Exercise prompt
Extract, from the records beneath this instruction, each line that contains the word "watermark".

Data entries for graphics
○ ○ ○ ○

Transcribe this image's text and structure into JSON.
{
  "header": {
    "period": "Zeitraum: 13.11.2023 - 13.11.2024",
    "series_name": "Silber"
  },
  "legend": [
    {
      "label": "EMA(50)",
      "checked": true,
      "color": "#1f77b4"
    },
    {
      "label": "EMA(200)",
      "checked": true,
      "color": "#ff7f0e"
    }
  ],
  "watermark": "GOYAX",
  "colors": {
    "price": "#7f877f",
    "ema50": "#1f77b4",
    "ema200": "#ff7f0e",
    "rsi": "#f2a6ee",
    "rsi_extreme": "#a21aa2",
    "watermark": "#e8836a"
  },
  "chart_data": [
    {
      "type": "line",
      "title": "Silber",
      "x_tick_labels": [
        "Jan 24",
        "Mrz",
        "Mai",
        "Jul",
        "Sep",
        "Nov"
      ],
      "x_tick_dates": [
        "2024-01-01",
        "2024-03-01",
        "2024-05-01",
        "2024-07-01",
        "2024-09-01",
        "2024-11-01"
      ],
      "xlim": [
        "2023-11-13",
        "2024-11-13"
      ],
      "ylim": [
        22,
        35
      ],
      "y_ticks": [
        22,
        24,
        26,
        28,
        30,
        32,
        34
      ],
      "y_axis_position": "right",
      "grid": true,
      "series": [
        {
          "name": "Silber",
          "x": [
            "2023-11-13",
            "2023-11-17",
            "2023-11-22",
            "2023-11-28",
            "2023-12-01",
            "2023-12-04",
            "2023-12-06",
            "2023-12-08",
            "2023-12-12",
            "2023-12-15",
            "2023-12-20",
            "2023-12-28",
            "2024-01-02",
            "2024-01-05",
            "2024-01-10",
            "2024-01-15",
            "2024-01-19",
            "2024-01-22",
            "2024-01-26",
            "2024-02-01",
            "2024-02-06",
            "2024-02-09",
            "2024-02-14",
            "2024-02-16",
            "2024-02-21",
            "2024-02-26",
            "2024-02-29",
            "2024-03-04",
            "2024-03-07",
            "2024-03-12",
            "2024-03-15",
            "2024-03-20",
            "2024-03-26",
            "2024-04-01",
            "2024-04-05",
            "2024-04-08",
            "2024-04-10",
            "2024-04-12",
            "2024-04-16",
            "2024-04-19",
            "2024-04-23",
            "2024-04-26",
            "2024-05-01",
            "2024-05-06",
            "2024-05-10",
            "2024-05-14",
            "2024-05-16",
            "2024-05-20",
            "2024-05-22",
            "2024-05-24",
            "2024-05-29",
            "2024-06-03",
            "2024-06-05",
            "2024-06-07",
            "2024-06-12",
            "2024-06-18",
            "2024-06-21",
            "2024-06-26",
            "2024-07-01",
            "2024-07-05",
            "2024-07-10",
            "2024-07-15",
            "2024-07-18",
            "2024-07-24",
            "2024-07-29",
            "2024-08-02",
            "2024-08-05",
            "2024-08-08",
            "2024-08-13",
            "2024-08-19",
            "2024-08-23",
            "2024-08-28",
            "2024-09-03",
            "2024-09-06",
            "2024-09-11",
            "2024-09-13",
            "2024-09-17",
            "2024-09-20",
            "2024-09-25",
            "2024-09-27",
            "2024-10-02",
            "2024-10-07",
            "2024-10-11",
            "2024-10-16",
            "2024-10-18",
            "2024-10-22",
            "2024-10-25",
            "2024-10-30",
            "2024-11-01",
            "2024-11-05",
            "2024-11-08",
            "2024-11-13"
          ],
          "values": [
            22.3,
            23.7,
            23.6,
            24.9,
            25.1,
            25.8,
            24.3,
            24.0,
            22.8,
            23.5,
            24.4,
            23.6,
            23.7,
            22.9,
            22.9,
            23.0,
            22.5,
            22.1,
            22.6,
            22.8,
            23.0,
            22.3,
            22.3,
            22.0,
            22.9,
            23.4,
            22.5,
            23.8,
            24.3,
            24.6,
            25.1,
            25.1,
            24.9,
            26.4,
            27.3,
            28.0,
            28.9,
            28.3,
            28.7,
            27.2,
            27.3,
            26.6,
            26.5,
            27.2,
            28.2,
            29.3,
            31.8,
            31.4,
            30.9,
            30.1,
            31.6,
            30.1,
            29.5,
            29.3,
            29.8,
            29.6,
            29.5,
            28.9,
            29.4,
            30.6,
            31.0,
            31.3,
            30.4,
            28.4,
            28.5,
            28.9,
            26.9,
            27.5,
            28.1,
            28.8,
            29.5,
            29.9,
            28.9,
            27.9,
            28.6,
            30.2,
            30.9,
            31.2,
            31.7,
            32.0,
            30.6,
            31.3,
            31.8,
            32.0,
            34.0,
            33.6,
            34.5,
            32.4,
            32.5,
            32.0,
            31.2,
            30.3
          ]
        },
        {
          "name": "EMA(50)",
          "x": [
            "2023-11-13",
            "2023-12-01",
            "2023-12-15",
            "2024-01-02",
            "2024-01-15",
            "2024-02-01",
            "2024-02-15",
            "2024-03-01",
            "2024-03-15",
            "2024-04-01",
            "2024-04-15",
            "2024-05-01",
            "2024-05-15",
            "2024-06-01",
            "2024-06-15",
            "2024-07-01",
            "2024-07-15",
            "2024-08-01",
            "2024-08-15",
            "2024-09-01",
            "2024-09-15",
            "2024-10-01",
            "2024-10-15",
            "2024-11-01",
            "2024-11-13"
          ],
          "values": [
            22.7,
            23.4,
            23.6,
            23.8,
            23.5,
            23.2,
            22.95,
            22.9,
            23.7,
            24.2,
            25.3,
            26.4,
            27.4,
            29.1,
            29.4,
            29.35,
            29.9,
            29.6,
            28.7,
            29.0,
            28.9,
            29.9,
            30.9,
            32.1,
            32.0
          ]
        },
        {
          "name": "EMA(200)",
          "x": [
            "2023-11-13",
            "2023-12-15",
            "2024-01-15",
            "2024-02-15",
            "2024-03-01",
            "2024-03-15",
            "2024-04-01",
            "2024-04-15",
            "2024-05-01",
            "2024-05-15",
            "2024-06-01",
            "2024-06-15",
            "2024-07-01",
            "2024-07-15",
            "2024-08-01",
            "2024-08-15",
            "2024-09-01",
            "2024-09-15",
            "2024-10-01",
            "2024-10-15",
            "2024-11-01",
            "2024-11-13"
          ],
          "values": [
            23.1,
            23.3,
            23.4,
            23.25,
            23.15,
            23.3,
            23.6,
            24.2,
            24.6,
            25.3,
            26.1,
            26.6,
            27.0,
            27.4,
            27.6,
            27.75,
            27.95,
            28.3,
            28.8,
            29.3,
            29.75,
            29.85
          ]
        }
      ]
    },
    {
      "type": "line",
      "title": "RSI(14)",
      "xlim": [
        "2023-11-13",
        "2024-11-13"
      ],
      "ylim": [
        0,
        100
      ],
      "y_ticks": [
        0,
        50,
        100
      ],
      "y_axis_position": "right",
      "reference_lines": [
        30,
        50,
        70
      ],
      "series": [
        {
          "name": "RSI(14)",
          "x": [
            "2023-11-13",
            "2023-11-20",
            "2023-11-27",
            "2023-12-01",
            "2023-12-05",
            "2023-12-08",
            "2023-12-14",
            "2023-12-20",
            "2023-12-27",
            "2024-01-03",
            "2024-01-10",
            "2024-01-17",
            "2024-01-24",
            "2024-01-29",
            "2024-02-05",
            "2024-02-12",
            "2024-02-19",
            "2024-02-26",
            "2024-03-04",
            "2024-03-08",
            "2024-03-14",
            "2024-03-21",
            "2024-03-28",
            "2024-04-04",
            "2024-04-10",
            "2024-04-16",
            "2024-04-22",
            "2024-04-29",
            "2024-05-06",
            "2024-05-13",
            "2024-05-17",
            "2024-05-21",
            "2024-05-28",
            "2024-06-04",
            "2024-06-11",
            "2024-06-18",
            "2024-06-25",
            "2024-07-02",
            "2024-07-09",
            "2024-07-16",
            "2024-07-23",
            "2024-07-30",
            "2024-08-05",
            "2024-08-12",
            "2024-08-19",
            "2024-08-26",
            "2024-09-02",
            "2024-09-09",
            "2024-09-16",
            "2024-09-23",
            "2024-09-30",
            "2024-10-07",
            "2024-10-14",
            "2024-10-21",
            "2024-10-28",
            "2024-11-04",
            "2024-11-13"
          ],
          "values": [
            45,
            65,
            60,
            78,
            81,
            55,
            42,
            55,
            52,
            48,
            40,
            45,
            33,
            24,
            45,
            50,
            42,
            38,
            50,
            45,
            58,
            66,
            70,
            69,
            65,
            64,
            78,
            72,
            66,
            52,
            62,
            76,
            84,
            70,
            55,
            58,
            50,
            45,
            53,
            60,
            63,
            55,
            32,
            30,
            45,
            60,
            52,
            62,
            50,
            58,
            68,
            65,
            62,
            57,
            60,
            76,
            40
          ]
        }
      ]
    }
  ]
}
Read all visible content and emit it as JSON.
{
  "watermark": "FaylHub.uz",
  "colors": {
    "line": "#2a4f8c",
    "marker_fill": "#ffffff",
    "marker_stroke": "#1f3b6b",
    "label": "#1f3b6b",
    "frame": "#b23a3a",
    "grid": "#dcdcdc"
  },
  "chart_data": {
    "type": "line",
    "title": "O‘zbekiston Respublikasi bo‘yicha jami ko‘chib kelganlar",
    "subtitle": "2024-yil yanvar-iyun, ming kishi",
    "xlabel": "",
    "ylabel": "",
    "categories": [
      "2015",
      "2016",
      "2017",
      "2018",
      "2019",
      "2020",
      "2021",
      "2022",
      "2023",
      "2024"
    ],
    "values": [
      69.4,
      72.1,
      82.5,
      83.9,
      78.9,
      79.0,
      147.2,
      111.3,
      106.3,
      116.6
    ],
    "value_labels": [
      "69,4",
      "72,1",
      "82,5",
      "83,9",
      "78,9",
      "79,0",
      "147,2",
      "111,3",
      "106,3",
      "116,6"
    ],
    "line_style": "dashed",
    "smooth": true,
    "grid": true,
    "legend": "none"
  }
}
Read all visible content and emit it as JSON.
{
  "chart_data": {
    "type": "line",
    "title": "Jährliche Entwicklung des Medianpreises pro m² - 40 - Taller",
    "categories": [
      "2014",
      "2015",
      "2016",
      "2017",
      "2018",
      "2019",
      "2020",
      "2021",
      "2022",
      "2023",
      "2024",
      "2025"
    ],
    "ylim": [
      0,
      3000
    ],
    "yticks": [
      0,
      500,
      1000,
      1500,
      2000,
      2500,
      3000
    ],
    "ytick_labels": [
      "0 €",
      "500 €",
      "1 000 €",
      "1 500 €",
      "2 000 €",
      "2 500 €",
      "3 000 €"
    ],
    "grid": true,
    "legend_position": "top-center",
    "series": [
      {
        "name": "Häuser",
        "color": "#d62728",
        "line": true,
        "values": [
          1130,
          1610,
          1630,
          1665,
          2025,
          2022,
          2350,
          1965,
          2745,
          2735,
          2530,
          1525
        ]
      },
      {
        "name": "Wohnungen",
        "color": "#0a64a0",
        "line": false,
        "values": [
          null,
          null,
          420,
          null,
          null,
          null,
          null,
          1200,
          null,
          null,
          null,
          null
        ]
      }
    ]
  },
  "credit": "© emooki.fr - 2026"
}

○ ○ ○ ○

Result for this exercise
  "watermark": "GOYAX",
    "watermark": "#e8836a"
  "watermark": "FaylHub.uz",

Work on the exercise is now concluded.